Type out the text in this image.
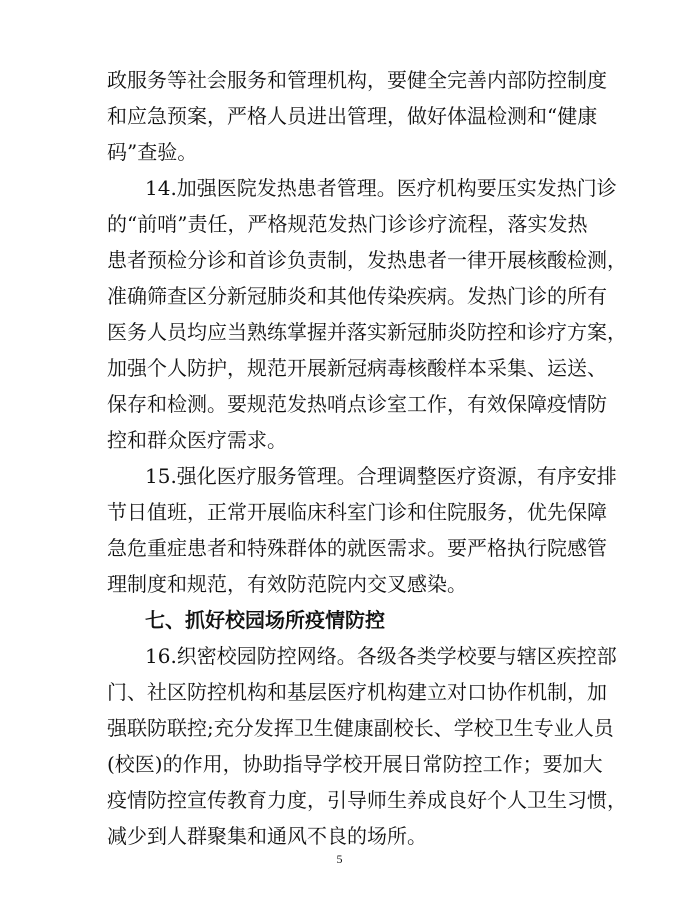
政服务等社会服务和管理机构，要健全完善内部防控制度
和应急预案，严格人员进出管理，做好体温检测和“健康
码”查验。
14.加强医院发热患者管理。医疗机构要压实发热门诊
的“前哨”责任，严格规范发热门诊诊疗流程，落实发热
患者预检分诊和首诊负责制，发热患者一律开展核酸检测，
准确筛查区分新冠肺炎和其他传染疾病。发热门诊的所有
医务人员均应当熟练掌握并落实新冠肺炎防控和诊疗方案，
加强个人防护，规范开展新冠病毒核酸样本采集、运送、
保存和检测。要规范发热哨点诊室工作，有效保障疫情防
控和群众医疗需求。
15.强化医疗服务管理。合理调整医疗资源，有序安排
节日值班，正常开展临床科室门诊和住院服务，优先保障
急危重症患者和特殊群体的就医需求。要严格执行院感管
理制度和规范，有效防范院内交叉感染。
七、抓好校园场所疫情防控
16.织密校园防控网络。各级各类学校要与辖区疾控部
门、社区防控机构和基层医疗机构建立对口协作机制，加
强联防联控;充分发挥卫生健康副校长、学校卫生专业人员
(校医)的作用，协助指导学校开展日常防控工作；要加大
疫情防控宣传教育力度，引导师生养成良好个人卫生习惯，
减少到人群聚集和通风不良的场所。
5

= What you should do =
Output all of the records exactly as they appear above, but not the pictures.

= Exercise response =
Type out the text in this image.
政服务等社会服务和管理机构，要健全完善内部防控制度
和应急预案，严格人员进出管理，做好体温检测和“健康
码”查验。
14.加强医院发热患者管理。医疗机构要压实发热门诊
的“前哨”责任，严格规范发热门诊诊疗流程，落实发热
患者预检分诊和首诊负责制，发热患者一律开展核酸检测，
准确筛查区分新冠肺炎和其他传染疾病。发热门诊的所有
医务人员均应当熟练掌握并落实新冠肺炎防控和诊疗方案，
加强个人防护，规范开展新冠病毒核酸样本采集、运送、
保存和检测。要规范发热哨点诊室工作，有效保障疫情防
控和群众医疗需求。
15.强化医疗服务管理。合理调整医疗资源，有序安排
节日值班，正常开展临床科室门诊和住院服务，优先保障
急危重症患者和特殊群体的就医需求。要严格执行院感管
理制度和规范，有效防范院内交叉感染。
七、抓好校园场所疫情防控
16.织密校园防控网络。各级各类学校要与辖区疾控部
门、社区防控机构和基层医疗机构建立对口协作机制，加
强联防联控;充分发挥卫生健康副校长、学校卫生专业人员
(校医)的作用，协助指导学校开展日常防控工作；要加大
疫情防控宣传教育力度，引导师生养成良好个人卫生习惯，
减少到人群聚集和通风不良的场所。
5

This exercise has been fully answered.